# Prompt
Make an exact copy of the data below, leaving out every picture.

Dataset items:
----
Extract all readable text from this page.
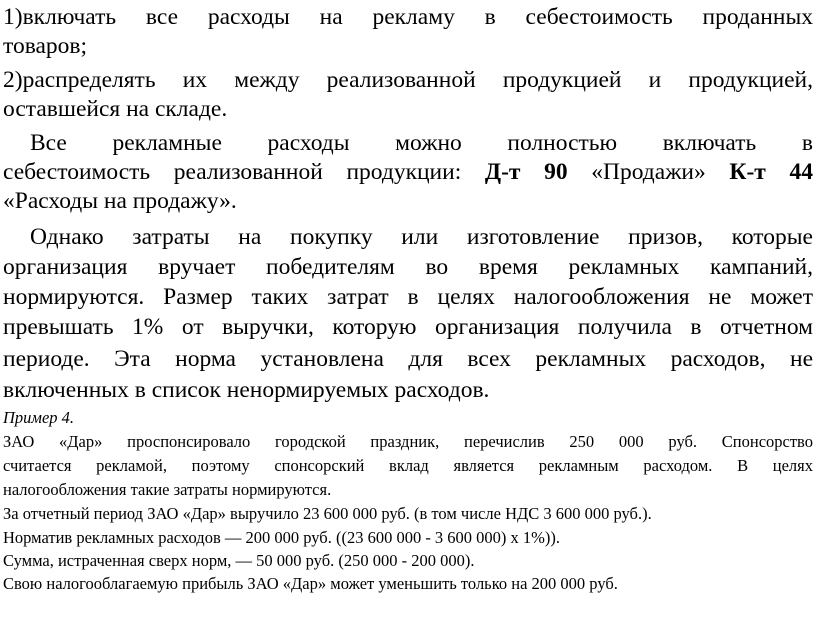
1)включать все расходы на рекламу в себестоимость проданных

товаров;

2)распределять их между реализованной продукцией и продукцией,

оставшейся на складе.

Все рекламные расходы можно полностью включать в

себестоимость реализованной продукции: Д-т 90 «Продажи» К-т 44

«Расходы на продажу».

Однако затраты на покупку или изготовление призов, которые

организация вручает победителям во время рекламных кампаний,

нормируются. Размер таких затрат в целях налогообложения не может

превышать 1% от выручки, которую организация получила в отчетном

периоде. Эта норма установлена для всех рекламных расходов, не

включенных в список ненормируемых расходов.

Пример 4.

ЗАО «Дар» проспонсировало городской праздник, перечислив 250 000 руб. Спонсорство

считается рекламой, поэтому спонсорский вклад является рекламным расходом. В целях

налогообложения такие затраты нормируются.

За отчетный период ЗАО «Дар» выручило 23 600 000 руб. (в том числе НДС 3 600 000 руб.).

Норматив рекламных расходов — 200 000 руб. ((23 600 000 - 3 600 000) х 1%)).

Сумма, истраченная сверх норм, — 50 000 руб. (250 000 - 200 000).

Свою налогооблагаемую прибыль ЗАО «Дар» может уменьшить только на 200 000 руб.
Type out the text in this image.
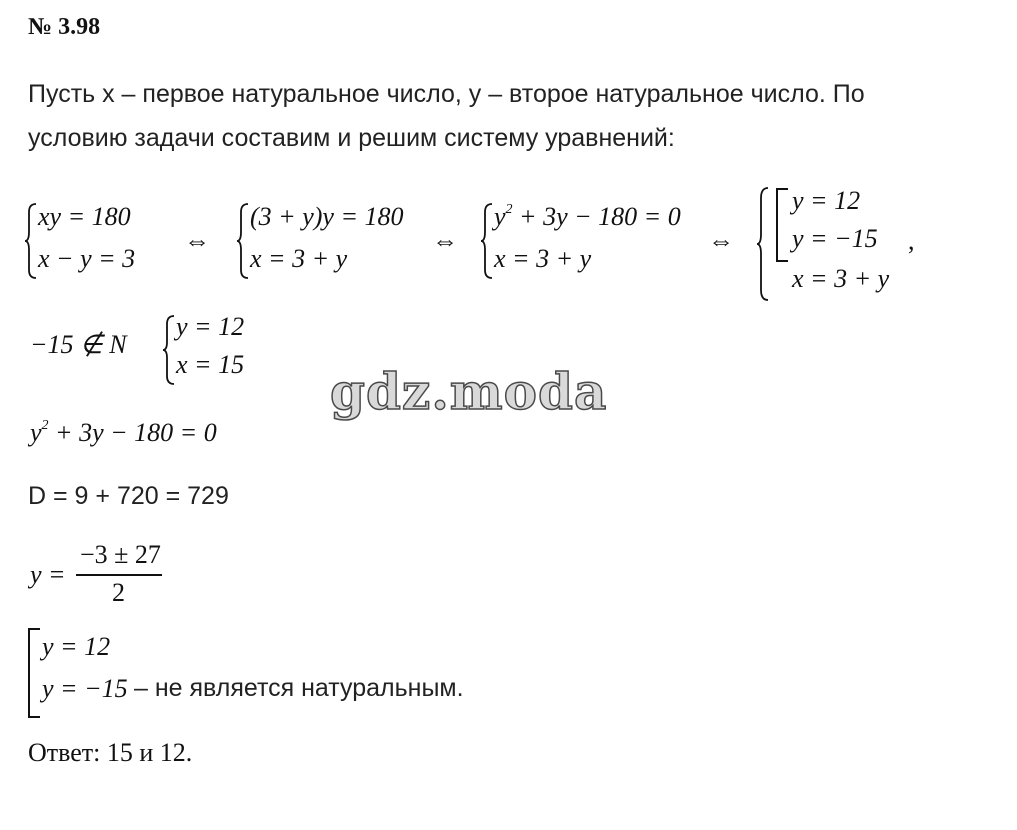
№ 3.98
Пусть x – первое натуральное число, y – второе натуральное число. По
условию задачи составим и решим систему уравнений:
xy = 180
x − y = 3
⇔
(3 + y)y = 180
x = 3 + y
⇔
$y^2 + 3y - 180 = 0$
x = 3 + y
⇔
y = 12
y = −15
x = 3 + y
,
−15 ∉ N
y = 12
x = 15 gdz.moda
$y^2 + 3y - 180 = 0$
D = 9 + 720 = 729
y =
−3 ± 27
2
y = 12
y = −15 – не является натуральным.
Ответ: 15 и 12.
----
# Output of the exercise
Extract all readable text from this page.
1)включать все расходы на рекламу в себестоимость проданных

товаров;

2)распределять их между реализованной продукцией и продукцией,

оставшейся на складе.

Все рекламные расходы можно полностью включать в

себестоимость реализованной продукции: Д-т 90 «Продажи» К-т 44

«Расходы на продажу».

Однако затраты на покупку или изготовление призов, которые

организация вручает победителям во время рекламных кампаний,

нормируются. Размер таких затрат в целях налогообложения не может

превышать 1% от выручки, которую организация получила в отчетном

периоде. Эта норма установлена для всех рекламных расходов, не

включенных в список ненормируемых расходов.

Пример 4.

ЗАО «Дар» проспонсировало городской праздник, перечислив 250 000 руб. Спонсорство

считается рекламой, поэтому спонсорский вклад является рекламным расходом. В целях

налогообложения такие затраты нормируются.

За отчетный период ЗАО «Дар» выручило 23 600 000 руб. (в том числе НДС 3 600 000 руб.).

Норматив рекламных расходов — 200 000 руб. ((23 600 000 - 3 600 000) х 1%)).

Сумма, истраченная сверх норм, — 50 000 руб. (250 000 - 200 000).

Свою налогооблагаемую прибыль ЗАО «Дар» может уменьшить только на 200 000 руб.
Type out the text in this image.
№ 3.98
Пусть x – первое натуральное число, y – второе натуральное число. По
условию задачи составим и решим систему уравнений:
xy = 180
x − y = 3
⇔
(3 + y)y = 180
x = 3 + y
⇔
$y^2 + 3y - 180 = 0$
x = 3 + y
⇔
y = 12
y = −15
x = 3 + y
,
−15 ∉ N
y = 12
x = 15 gdz.moda
$y^2 + 3y - 180 = 0$
D = 9 + 720 = 729
y =
−3 ± 27
2
y = 12
y = −15 – не является натуральным.
Ответ: 15 и 12.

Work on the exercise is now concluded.